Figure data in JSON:
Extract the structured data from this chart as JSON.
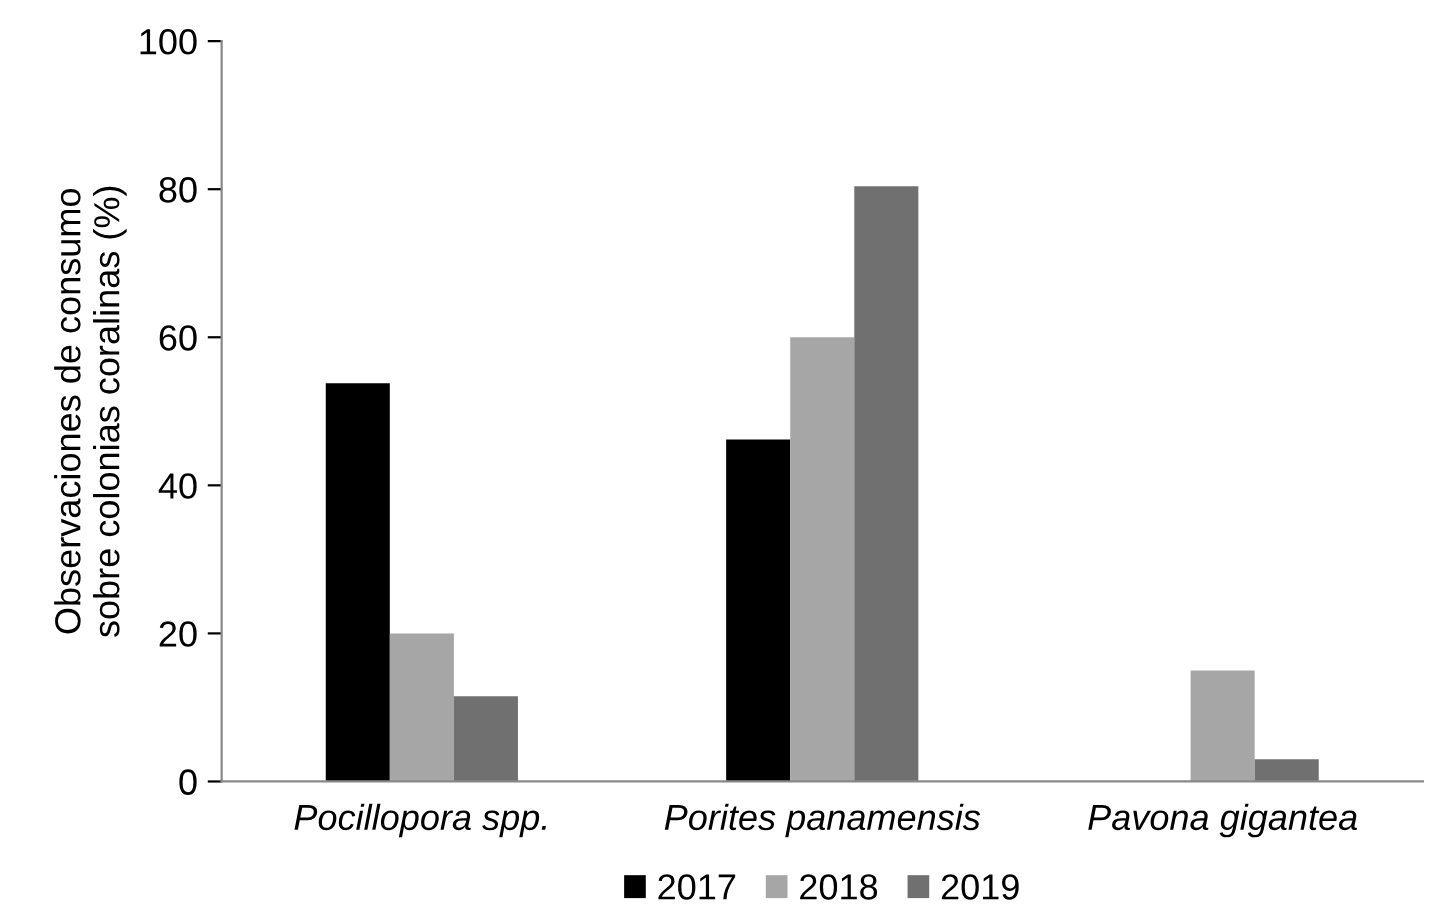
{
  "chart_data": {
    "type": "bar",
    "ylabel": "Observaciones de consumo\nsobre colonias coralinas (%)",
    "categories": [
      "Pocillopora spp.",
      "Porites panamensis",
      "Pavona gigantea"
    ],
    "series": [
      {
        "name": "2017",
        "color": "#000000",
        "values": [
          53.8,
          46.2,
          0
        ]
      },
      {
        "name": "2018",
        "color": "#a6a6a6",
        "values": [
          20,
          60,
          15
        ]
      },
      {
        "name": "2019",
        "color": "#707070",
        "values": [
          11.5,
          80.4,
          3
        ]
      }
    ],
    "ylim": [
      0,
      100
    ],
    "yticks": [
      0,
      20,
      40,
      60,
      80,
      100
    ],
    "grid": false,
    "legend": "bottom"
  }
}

* To do *
Copy out each line of the records where the string "color" appears.

* Solution for this exercise *
        "color": "#000000",
        "color": "#a6a6a6",
        "color": "#707070",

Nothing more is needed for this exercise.